▶ DATA FOR THIS EXERCISE:
[Begin]
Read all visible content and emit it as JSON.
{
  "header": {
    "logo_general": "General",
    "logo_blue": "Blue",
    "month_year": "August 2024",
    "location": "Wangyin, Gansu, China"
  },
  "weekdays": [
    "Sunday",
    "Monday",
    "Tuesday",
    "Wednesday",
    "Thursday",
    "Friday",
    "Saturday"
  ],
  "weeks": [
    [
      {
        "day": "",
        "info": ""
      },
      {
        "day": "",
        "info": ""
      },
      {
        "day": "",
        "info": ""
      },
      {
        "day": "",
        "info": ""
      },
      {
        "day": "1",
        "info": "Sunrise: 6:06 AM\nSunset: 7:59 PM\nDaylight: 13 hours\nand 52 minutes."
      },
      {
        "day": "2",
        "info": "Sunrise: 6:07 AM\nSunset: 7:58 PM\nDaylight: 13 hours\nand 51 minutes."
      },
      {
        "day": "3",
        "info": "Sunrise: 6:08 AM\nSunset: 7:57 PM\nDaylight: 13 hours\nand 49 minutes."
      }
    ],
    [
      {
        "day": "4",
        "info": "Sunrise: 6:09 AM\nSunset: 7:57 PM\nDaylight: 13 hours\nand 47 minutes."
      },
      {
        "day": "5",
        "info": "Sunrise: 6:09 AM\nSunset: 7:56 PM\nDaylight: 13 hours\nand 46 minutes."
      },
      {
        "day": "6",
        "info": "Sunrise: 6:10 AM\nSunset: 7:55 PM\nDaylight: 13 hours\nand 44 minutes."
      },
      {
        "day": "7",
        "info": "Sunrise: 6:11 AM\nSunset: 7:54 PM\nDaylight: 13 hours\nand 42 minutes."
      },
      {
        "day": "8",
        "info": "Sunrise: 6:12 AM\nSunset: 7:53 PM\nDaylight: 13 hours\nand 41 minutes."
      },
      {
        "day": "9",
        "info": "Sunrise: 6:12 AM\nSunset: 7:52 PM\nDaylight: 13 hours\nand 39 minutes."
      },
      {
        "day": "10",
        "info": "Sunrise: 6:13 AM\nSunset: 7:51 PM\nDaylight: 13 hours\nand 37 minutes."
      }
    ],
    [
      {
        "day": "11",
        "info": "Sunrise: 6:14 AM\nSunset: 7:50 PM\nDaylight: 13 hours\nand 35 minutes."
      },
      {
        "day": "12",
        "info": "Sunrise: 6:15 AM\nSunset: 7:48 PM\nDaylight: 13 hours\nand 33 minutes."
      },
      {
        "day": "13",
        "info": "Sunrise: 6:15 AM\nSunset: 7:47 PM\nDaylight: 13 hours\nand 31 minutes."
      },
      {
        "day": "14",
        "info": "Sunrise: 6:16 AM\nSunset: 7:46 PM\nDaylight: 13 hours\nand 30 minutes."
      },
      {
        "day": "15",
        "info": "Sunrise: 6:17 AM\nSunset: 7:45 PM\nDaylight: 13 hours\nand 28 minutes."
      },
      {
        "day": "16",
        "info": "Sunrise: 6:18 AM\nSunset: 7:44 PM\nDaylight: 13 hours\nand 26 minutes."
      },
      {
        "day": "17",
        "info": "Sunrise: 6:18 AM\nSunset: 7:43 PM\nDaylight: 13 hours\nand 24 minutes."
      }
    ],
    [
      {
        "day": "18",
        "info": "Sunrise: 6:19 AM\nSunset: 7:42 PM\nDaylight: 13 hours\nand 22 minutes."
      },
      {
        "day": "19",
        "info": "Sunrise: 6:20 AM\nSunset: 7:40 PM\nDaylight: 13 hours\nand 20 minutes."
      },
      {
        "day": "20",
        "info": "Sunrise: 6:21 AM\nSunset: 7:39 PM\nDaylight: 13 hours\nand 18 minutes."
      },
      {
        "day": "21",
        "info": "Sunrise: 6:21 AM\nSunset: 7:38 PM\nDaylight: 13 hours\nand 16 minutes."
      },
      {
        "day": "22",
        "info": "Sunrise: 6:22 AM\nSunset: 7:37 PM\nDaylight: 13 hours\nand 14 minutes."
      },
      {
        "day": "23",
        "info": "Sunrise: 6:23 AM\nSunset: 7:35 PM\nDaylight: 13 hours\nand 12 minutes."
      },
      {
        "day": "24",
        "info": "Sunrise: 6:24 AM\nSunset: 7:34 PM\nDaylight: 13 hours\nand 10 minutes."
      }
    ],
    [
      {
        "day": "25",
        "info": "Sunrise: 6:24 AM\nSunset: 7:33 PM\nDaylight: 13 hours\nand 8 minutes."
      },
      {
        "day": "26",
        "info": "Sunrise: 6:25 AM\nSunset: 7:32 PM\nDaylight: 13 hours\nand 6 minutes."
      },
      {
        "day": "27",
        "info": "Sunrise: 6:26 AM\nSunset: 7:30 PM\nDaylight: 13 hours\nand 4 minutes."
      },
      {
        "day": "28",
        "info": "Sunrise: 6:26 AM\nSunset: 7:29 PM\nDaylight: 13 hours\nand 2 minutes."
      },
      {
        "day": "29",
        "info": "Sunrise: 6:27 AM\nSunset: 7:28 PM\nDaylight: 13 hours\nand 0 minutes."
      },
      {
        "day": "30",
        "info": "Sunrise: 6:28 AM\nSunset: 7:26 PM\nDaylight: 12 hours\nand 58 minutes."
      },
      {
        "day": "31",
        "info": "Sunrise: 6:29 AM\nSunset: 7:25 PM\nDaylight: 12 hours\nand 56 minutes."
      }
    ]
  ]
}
[End]
▶ WHAT IS ASKED:
Give back all the data exactly as written.

▶ FULL OUTPUT:
Read all visible content and emit it as JSON.
{
  "header": {
    "logo_general": "General",
    "logo_blue": "Blue",
    "month_year": "August 2024",
    "location": "Wangyin, Gansu, China"
  },
  "weekdays": [
    "Sunday",
    "Monday",
    "Tuesday",
    "Wednesday",
    "Thursday",
    "Friday",
    "Saturday"
  ],
  "weeks": [
    [
      {
        "day": "",
        "info": ""
      },
      {
        "day": "",
        "info": ""
      },
      {
        "day": "",
        "info": ""
      },
      {
        "day": "",
        "info": ""
      },
      {
        "day": "1",
        "info": "Sunrise: 6:06 AM\nSunset: 7:59 PM\nDaylight: 13 hours\nand 52 minutes."
      },
      {
        "day": "2",
        "info": "Sunrise: 6:07 AM\nSunset: 7:58 PM\nDaylight: 13 hours\nand 51 minutes."
      },
      {
        "day": "3",
        "info": "Sunrise: 6:08 AM\nSunset: 7:57 PM\nDaylight: 13 hours\nand 49 minutes."
      }
    ],
    [
      {
        "day": "4",
        "info": "Sunrise: 6:09 AM\nSunset: 7:57 PM\nDaylight: 13 hours\nand 47 minutes."
      },
      {
        "day": "5",
        "info": "Sunrise: 6:09 AM\nSunset: 7:56 PM\nDaylight: 13 hours\nand 46 minutes."
      },
      {
        "day": "6",
        "info": "Sunrise: 6:10 AM\nSunset: 7:55 PM\nDaylight: 13 hours\nand 44 minutes."
      },
      {
        "day": "7",
        "info": "Sunrise: 6:11 AM\nSunset: 7:54 PM\nDaylight: 13 hours\nand 42 minutes."
      },
      {
        "day": "8",
        "info": "Sunrise: 6:12 AM\nSunset: 7:53 PM\nDaylight: 13 hours\nand 41 minutes."
      },
      {
        "day": "9",
        "info": "Sunrise: 6:12 AM\nSunset: 7:52 PM\nDaylight: 13 hours\nand 39 minutes."
      },
      {
        "day": "10",
        "info": "Sunrise: 6:13 AM\nSunset: 7:51 PM\nDaylight: 13 hours\nand 37 minutes."
      }
    ],
    [
      {
        "day": "11",
        "info": "Sunrise: 6:14 AM\nSunset: 7:50 PM\nDaylight: 13 hours\nand 35 minutes."
      },
      {
        "day": "12",
        "info": "Sunrise: 6:15 AM\nSunset: 7:48 PM\nDaylight: 13 hours\nand 33 minutes."
      },
      {
        "day": "13",
        "info": "Sunrise: 6:15 AM\nSunset: 7:47 PM\nDaylight: 13 hours\nand 31 minutes."
      },
      {
        "day": "14",
        "info": "Sunrise: 6:16 AM\nSunset: 7:46 PM\nDaylight: 13 hours\nand 30 minutes."
      },
      {
        "day": "15",
        "info": "Sunrise: 6:17 AM\nSunset: 7:45 PM\nDaylight: 13 hours\nand 28 minutes."
      },
      {
        "day": "16",
        "info": "Sunrise: 6:18 AM\nSunset: 7:44 PM\nDaylight: 13 hours\nand 26 minutes."
      },
      {
        "day": "17",
        "info": "Sunrise: 6:18 AM\nSunset: 7:43 PM\nDaylight: 13 hours\nand 24 minutes."
      }
    ],
    [
      {
        "day": "18",
        "info": "Sunrise: 6:19 AM\nSunset: 7:42 PM\nDaylight: 13 hours\nand 22 minutes."
      },
      {
        "day": "19",
        "info": "Sunrise: 6:20 AM\nSunset: 7:40 PM\nDaylight: 13 hours\nand 20 minutes."
      },
      {
        "day": "20",
        "info": "Sunrise: 6:21 AM\nSunset: 7:39 PM\nDaylight: 13 hours\nand 18 minutes."
      },
      {
        "day": "21",
        "info": "Sunrise: 6:21 AM\nSunset: 7:38 PM\nDaylight: 13 hours\nand 16 minutes."
      },
      {
        "day": "22",
        "info": "Sunrise: 6:22 AM\nSunset: 7:37 PM\nDaylight: 13 hours\nand 14 minutes."
      },
      {
        "day": "23",
        "info": "Sunrise: 6:23 AM\nSunset: 7:35 PM\nDaylight: 13 hours\nand 12 minutes."
      },
      {
        "day": "24",
        "info": "Sunrise: 6:24 AM\nSunset: 7:34 PM\nDaylight: 13 hours\nand 10 minutes."
      }
    ],
    [
      {
        "day": "25",
        "info": "Sunrise: 6:24 AM\nSunset: 7:33 PM\nDaylight: 13 hours\nand 8 minutes."
      },
      {
        "day": "26",
        "info": "Sunrise: 6:25 AM\nSunset: 7:32 PM\nDaylight: 13 hours\nand 6 minutes."
      },
      {
        "day": "27",
        "info": "Sunrise: 6:26 AM\nSunset: 7:30 PM\nDaylight: 13 hours\nand 4 minutes."
      },
      {
        "day": "28",
        "info": "Sunrise: 6:26 AM\nSunset: 7:29 PM\nDaylight: 13 hours\nand 2 minutes."
      },
      {
        "day": "29",
        "info": "Sunrise: 6:27 AM\nSunset: 7:28 PM\nDaylight: 13 hours\nand 0 minutes."
      },
      {
        "day": "30",
        "info": "Sunrise: 6:28 AM\nSunset: 7:26 PM\nDaylight: 12 hours\nand 58 minutes."
      },
      {
        "day": "31",
        "info": "Sunrise: 6:29 AM\nSunset: 7:25 PM\nDaylight: 12 hours\nand 56 minutes."
      }
    ]
  ]
}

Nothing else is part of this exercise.